_Aim_:
Write out the whole listing, matching it exactly.
** begin **
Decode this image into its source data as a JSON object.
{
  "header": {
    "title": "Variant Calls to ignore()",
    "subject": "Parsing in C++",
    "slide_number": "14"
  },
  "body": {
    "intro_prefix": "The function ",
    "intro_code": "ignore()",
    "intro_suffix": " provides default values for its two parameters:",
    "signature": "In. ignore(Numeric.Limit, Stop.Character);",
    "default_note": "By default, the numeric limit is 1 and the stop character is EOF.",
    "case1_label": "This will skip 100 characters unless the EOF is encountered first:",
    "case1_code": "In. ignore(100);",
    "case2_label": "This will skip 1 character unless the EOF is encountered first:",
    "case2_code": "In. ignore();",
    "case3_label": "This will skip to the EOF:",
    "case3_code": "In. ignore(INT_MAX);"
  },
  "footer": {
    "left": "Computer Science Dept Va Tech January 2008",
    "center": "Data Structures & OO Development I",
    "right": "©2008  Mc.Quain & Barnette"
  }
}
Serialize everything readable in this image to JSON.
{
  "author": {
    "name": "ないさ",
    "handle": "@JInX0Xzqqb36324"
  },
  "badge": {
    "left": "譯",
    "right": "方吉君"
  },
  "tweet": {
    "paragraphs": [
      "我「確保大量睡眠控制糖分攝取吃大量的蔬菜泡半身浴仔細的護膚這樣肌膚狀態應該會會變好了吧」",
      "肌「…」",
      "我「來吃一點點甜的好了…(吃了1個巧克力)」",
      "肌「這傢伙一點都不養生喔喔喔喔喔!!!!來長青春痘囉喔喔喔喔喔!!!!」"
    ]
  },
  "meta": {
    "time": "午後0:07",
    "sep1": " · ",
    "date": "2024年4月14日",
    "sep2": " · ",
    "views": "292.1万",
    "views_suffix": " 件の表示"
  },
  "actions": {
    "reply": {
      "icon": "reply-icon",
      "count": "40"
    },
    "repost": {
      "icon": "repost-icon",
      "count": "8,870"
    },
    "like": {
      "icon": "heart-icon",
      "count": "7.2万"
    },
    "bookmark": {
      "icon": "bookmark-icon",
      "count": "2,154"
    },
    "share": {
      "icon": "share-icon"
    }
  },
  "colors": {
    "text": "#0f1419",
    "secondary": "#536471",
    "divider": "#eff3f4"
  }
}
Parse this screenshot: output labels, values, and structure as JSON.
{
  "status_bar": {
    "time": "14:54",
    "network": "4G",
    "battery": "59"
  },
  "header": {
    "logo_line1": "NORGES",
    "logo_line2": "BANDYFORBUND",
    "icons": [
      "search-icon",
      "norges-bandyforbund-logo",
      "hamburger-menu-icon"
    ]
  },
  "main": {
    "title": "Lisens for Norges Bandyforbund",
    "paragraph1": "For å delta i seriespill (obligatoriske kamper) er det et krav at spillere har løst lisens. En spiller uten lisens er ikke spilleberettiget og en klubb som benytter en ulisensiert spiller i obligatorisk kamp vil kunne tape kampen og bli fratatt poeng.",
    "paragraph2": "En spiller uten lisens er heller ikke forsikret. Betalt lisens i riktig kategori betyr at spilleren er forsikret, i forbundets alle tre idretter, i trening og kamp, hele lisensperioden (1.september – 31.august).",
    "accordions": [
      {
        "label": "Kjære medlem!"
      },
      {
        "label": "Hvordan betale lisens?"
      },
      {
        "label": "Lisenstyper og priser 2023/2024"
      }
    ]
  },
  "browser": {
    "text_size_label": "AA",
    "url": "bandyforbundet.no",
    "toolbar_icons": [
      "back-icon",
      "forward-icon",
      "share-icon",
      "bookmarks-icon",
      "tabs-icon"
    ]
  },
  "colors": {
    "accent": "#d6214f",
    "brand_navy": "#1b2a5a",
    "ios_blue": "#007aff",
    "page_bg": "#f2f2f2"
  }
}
** end **
_Result of this task_:
Decode this image into its source data as a JSON object.
{
  "header": {
    "title": "Variant Calls to ignore()",
    "subject": "Parsing in C++",
    "slide_number": "14"
  },
  "body": {
    "intro_prefix": "The function ",
    "intro_code": "ignore()",
    "intro_suffix": " provides default values for its two parameters:",
    "signature": "In. ignore(Numeric.Limit, Stop.Character);",
    "default_note": "By default, the numeric limit is 1 and the stop character is EOF.",
    "case1_label": "This will skip 100 characters unless the EOF is encountered first:",
    "case1_code": "In. ignore(100);",
    "case2_label": "This will skip 1 character unless the EOF is encountered first:",
    "case2_code": "In. ignore();",
    "case3_label": "This will skip to the EOF:",
    "case3_code": "In. ignore(INT_MAX);"
  },
  "footer": {
    "left": "Computer Science Dept Va Tech January 2008",
    "center": "Data Structures & OO Development I",
    "right": "©2008  Mc.Quain & Barnette"
  }
}
Serialize everything readable in this image to JSON.
{
  "author": {
    "name": "ないさ",
    "handle": "@JInX0Xzqqb36324"
  },
  "badge": {
    "left": "譯",
    "right": "方吉君"
  },
  "tweet": {
    "paragraphs": [
      "我「確保大量睡眠控制糖分攝取吃大量的蔬菜泡半身浴仔細的護膚這樣肌膚狀態應該會會變好了吧」",
      "肌「…」",
      "我「來吃一點點甜的好了…(吃了1個巧克力)」",
      "肌「這傢伙一點都不養生喔喔喔喔喔!!!!來長青春痘囉喔喔喔喔喔!!!!」"
    ]
  },
  "meta": {
    "time": "午後0:07",
    "sep1": " · ",
    "date": "2024年4月14日",
    "sep2": " · ",
    "views": "292.1万",
    "views_suffix": " 件の表示"
  },
  "actions": {
    "reply": {
      "icon": "reply-icon",
      "count": "40"
    },
    "repost": {
      "icon": "repost-icon",
      "count": "8,870"
    },
    "like": {
      "icon": "heart-icon",
      "count": "7.2万"
    },
    "bookmark": {
      "icon": "bookmark-icon",
      "count": "2,154"
    },
    "share": {
      "icon": "share-icon"
    }
  },
  "colors": {
    "text": "#0f1419",
    "secondary": "#536471",
    "divider": "#eff3f4"
  }
}
Parse this screenshot: output labels, values, and structure as JSON.
{
  "status_bar": {
    "time": "14:54",
    "network": "4G",
    "battery": "59"
  },
  "header": {
    "logo_line1": "NORGES",
    "logo_line2": "BANDYFORBUND",
    "icons": [
      "search-icon",
      "norges-bandyforbund-logo",
      "hamburger-menu-icon"
    ]
  },
  "main": {
    "title": "Lisens for Norges Bandyforbund",
    "paragraph1": "For å delta i seriespill (obligatoriske kamper) er det et krav at spillere har løst lisens. En spiller uten lisens er ikke spilleberettiget og en klubb som benytter en ulisensiert spiller i obligatorisk kamp vil kunne tape kampen og bli fratatt poeng.",
    "paragraph2": "En spiller uten lisens er heller ikke forsikret. Betalt lisens i riktig kategori betyr at spilleren er forsikret, i forbundets alle tre idretter, i trening og kamp, hele lisensperioden (1.september – 31.august).",
    "accordions": [
      {
        "label": "Kjære medlem!"
      },
      {
        "label": "Hvordan betale lisens?"
      },
      {
        "label": "Lisenstyper og priser 2023/2024"
      }
    ]
  },
  "browser": {
    "text_size_label": "AA",
    "url": "bandyforbundet.no",
    "toolbar_icons": [
      "back-icon",
      "forward-icon",
      "share-icon",
      "bookmarks-icon",
      "tabs-icon"
    ]
  },
  "colors": {
    "accent": "#d6214f",
    "brand_navy": "#1b2a5a",
    "ios_blue": "#007aff",
    "page_bg": "#f2f2f2"
  }
}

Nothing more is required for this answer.